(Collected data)
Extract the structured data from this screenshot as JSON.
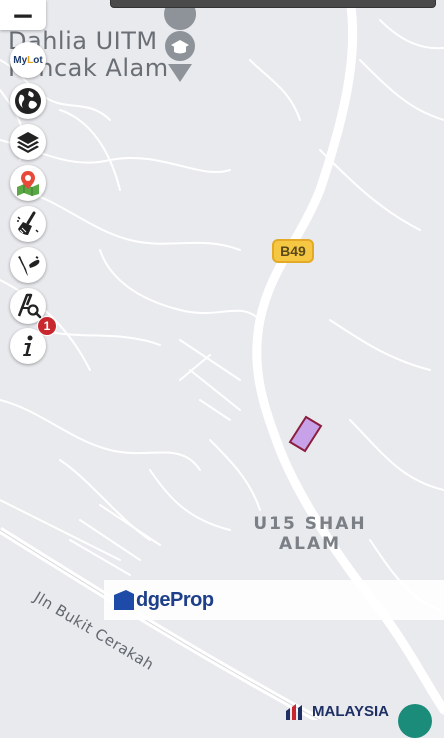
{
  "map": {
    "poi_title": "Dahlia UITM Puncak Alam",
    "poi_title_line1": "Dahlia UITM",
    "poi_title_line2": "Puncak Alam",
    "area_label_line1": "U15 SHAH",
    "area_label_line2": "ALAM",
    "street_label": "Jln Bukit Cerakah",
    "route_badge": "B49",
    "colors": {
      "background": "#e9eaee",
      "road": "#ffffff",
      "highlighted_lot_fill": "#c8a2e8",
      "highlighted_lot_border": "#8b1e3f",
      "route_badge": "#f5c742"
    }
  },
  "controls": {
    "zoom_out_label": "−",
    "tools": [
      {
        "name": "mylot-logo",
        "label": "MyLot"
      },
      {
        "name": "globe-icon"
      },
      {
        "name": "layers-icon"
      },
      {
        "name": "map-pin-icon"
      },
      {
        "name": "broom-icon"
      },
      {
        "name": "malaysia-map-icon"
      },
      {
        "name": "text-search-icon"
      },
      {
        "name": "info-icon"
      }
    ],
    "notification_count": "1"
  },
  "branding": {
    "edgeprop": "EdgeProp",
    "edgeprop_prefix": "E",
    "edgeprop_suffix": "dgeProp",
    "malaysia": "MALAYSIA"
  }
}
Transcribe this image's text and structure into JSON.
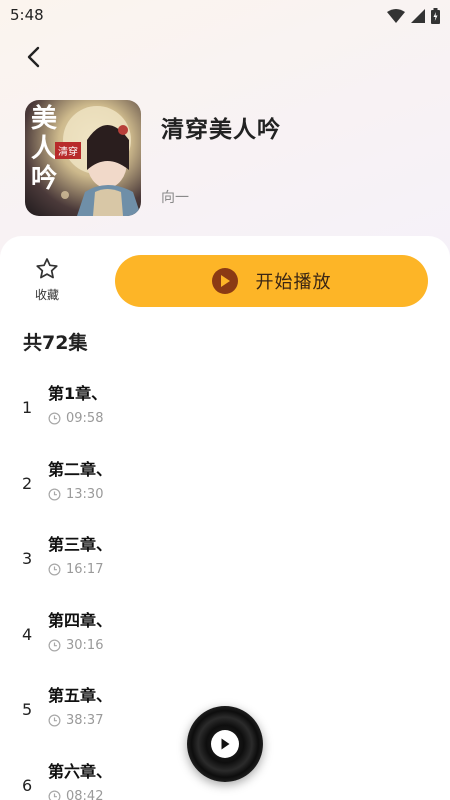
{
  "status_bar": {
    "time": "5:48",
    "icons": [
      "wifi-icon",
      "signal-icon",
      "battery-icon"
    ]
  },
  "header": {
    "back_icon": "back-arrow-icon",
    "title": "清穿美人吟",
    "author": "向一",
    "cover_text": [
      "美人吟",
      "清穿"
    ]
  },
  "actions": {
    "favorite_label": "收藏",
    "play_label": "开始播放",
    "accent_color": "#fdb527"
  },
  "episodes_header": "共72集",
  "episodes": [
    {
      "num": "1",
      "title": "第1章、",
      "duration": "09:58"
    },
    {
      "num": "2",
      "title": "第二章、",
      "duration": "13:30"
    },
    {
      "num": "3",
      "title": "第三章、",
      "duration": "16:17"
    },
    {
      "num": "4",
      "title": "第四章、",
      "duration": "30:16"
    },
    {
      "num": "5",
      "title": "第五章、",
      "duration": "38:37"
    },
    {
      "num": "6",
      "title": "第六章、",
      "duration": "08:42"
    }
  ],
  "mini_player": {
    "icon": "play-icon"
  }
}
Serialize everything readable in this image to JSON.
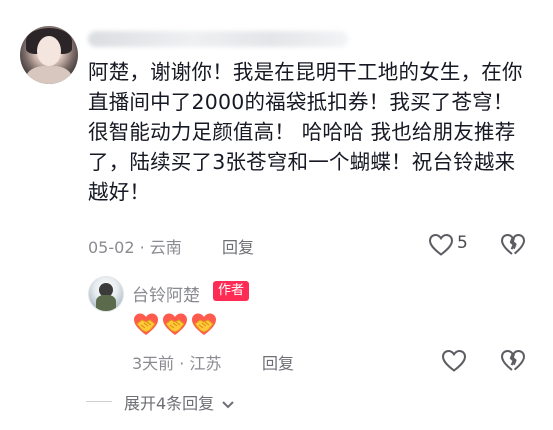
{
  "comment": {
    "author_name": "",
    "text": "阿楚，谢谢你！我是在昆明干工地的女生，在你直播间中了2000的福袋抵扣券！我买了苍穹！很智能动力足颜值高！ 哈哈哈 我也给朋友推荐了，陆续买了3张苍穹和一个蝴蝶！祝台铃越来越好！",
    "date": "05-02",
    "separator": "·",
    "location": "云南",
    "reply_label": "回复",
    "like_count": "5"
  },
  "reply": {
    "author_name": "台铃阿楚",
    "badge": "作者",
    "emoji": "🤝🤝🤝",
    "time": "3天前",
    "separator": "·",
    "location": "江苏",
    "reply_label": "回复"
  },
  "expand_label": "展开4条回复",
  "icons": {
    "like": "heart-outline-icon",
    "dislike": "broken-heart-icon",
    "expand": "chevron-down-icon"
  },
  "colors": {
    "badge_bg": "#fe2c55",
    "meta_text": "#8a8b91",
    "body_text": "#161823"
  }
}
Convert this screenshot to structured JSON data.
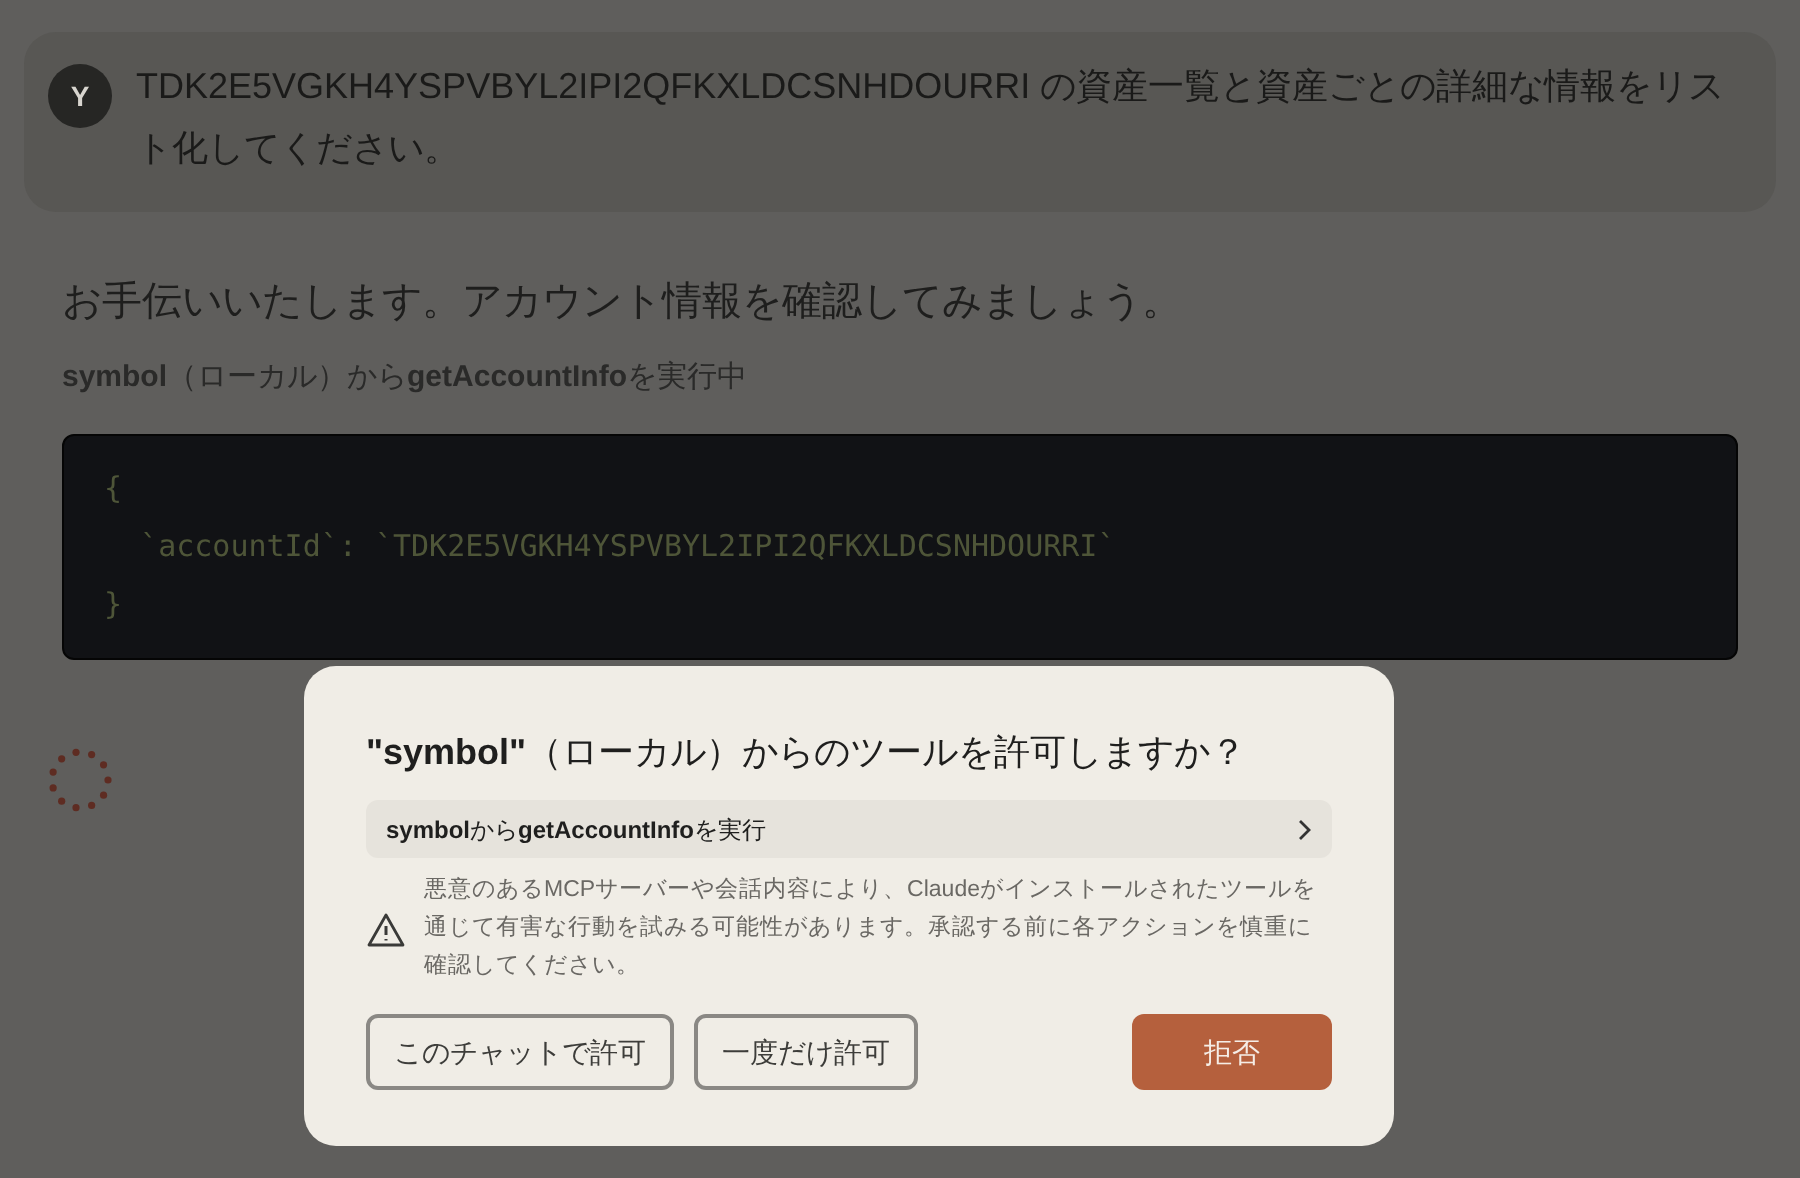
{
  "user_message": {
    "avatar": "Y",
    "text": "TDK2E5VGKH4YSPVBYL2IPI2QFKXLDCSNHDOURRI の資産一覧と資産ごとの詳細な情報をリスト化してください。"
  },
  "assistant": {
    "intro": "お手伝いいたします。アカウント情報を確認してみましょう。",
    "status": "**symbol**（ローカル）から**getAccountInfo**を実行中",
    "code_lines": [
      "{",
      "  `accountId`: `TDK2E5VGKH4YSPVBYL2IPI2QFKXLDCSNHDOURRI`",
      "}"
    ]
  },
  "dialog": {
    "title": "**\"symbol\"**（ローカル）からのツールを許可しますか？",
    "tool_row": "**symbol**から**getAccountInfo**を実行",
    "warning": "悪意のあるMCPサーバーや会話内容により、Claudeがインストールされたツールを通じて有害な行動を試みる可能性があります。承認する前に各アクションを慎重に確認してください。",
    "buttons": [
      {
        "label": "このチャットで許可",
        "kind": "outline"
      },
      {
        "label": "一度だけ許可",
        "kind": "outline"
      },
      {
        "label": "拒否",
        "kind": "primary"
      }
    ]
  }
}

(Stated problem): The lines to copy run from the line containing "Convert this screenshot" through the end of the data above; copy exactly those, minus the pictures.

(Problem solution):
Convert this screenshot to structured JSON data.
{
  "user_message": {
    "avatar": "Y",
    "text": "TDK2E5VGKH4YSPVBYL2IPI2QFKXLDCSNHDOURRI の資産一覧と資産ごとの詳細な情報をリスト化してください。"
  },
  "assistant": {
    "intro": "お手伝いいたします。アカウント情報を確認してみましょう。",
    "status": "**symbol**（ローカル）から**getAccountInfo**を実行中",
    "code_lines": [
      "{",
      "  `accountId`: `TDK2E5VGKH4YSPVBYL2IPI2QFKXLDCSNHDOURRI`",
      "}"
    ]
  },
  "dialog": {
    "title": "**\"symbol\"**（ローカル）からのツールを許可しますか？",
    "tool_row": "**symbol**から**getAccountInfo**を実行",
    "warning": "悪意のあるMCPサーバーや会話内容により、Claudeがインストールされたツールを通じて有害な行動を試みる可能性があります。承認する前に各アクションを慎重に確認してください。",
    "buttons": [
      {
        "label": "このチャットで許可",
        "kind": "outline"
      },
      {
        "label": "一度だけ許可",
        "kind": "outline"
      },
      {
        "label": "拒否",
        "kind": "primary"
      }
    ]
  }
}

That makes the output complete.